===== INPUT ROWS =====

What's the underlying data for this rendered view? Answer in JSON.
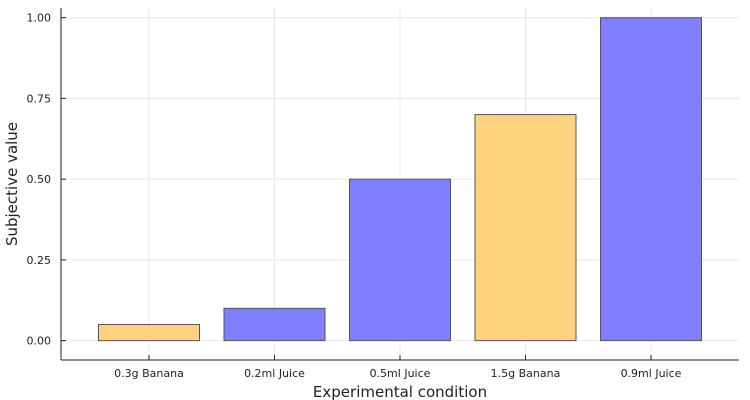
{
  "chart_data": {
    "type": "bar",
    "categories": [
      "0.3g Banana",
      "0.2ml Juice",
      "0.5ml Juice",
      "1.5g Banana",
      "0.9ml Juice"
    ],
    "values": [
      0.05,
      0.1,
      0.5,
      0.7,
      1.0
    ],
    "bar_colors": [
      "#ffd27f",
      "#7f7fff",
      "#7f7fff",
      "#ffd27f",
      "#7f7fff"
    ],
    "title": "",
    "xlabel": "Experimental condition",
    "ylabel": "Subjective value",
    "ylim": [
      -0.06,
      1.03
    ],
    "yticks": [
      0.0,
      0.25,
      0.5,
      0.75,
      1.0
    ],
    "ytick_labels": [
      "0.00",
      "0.25",
      "0.50",
      "0.75",
      "1.00"
    ],
    "grid": true,
    "legend": "none"
  }
}
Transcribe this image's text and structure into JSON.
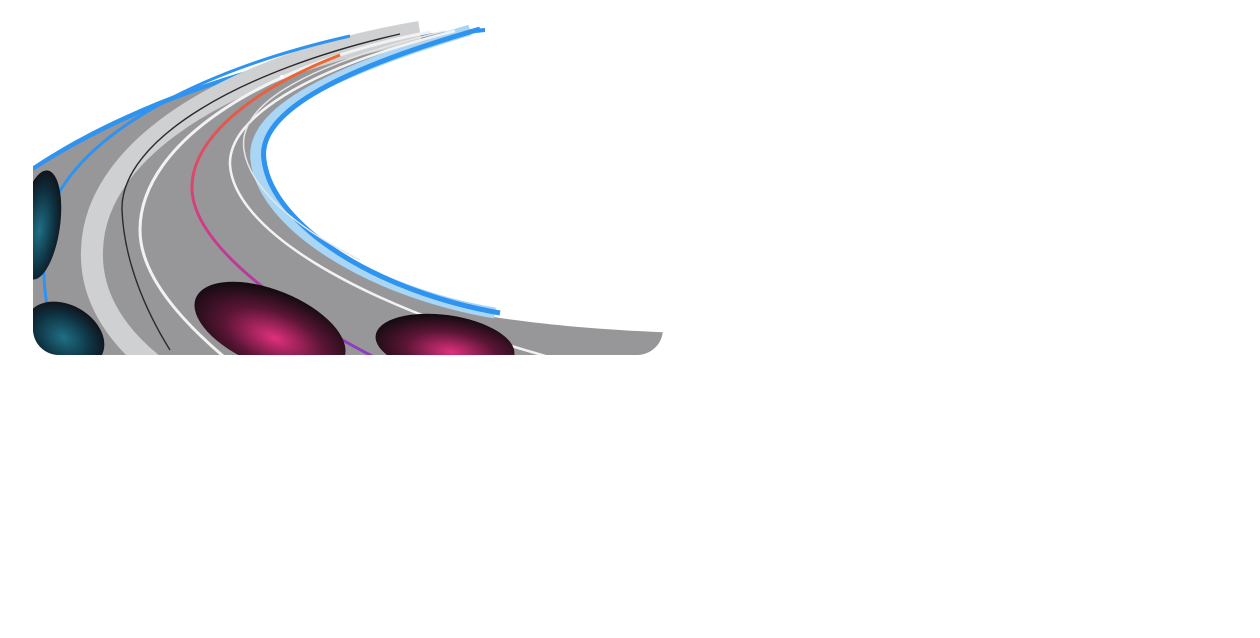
{
  "illustration": {
    "subject": "curved-road",
    "colors": {
      "background": "#ffffff",
      "asphalt": "#97979a",
      "asphalt_light": "#cfd0d2",
      "shoulder_blue": "#2f93f0",
      "shoulder_pale": "#a9d6f5",
      "lane_line": "#f2f2f2",
      "edge_dark": "#2a2a2e",
      "stripe_orange": "#ef6a2a",
      "stripe_magenta": "#d23a86",
      "stripe_purple": "#8a3cc4",
      "blob_pink": "#e0307e",
      "blob_teal": "#1f6f86",
      "blob_dark": "#120b10"
    }
  }
}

=====

◆ AIM: Quote the data exactly, leaving every image out of the copy.

◆ FULL SOLUTION:
What's the underlying data for this rendered view? Answer in JSON.
{
  "chart_data": {
    "type": "bar",
    "categories": [
      "0.3g Banana",
      "0.2ml Juice",
      "0.5ml Juice",
      "1.5g Banana",
      "0.9ml Juice"
    ],
    "values": [
      0.05,
      0.1,
      0.5,
      0.7,
      1.0
    ],
    "bar_colors": [
      "#ffd27f",
      "#7f7fff",
      "#7f7fff",
      "#ffd27f",
      "#7f7fff"
    ],
    "title": "",
    "xlabel": "Experimental condition",
    "ylabel": "Subjective value",
    "ylim": [
      -0.06,
      1.03
    ],
    "yticks": [
      0.0,
      0.25,
      0.5,
      0.75,
      1.0
    ],
    "ytick_labels": [
      "0.00",
      "0.25",
      "0.50",
      "0.75",
      "1.00"
    ],
    "grid": true,
    "legend": "none"
  }
}
Transcribe this image's text and structure into JSON.
{
  "illustration": {
    "subject": "curved-road",
    "colors": {
      "background": "#ffffff",
      "asphalt": "#97979a",
      "asphalt_light": "#cfd0d2",
      "shoulder_blue": "#2f93f0",
      "shoulder_pale": "#a9d6f5",
      "lane_line": "#f2f2f2",
      "edge_dark": "#2a2a2e",
      "stripe_orange": "#ef6a2a",
      "stripe_magenta": "#d23a86",
      "stripe_purple": "#8a3cc4",
      "blob_pink": "#e0307e",
      "blob_teal": "#1f6f86",
      "blob_dark": "#120b10"
    }
  }
}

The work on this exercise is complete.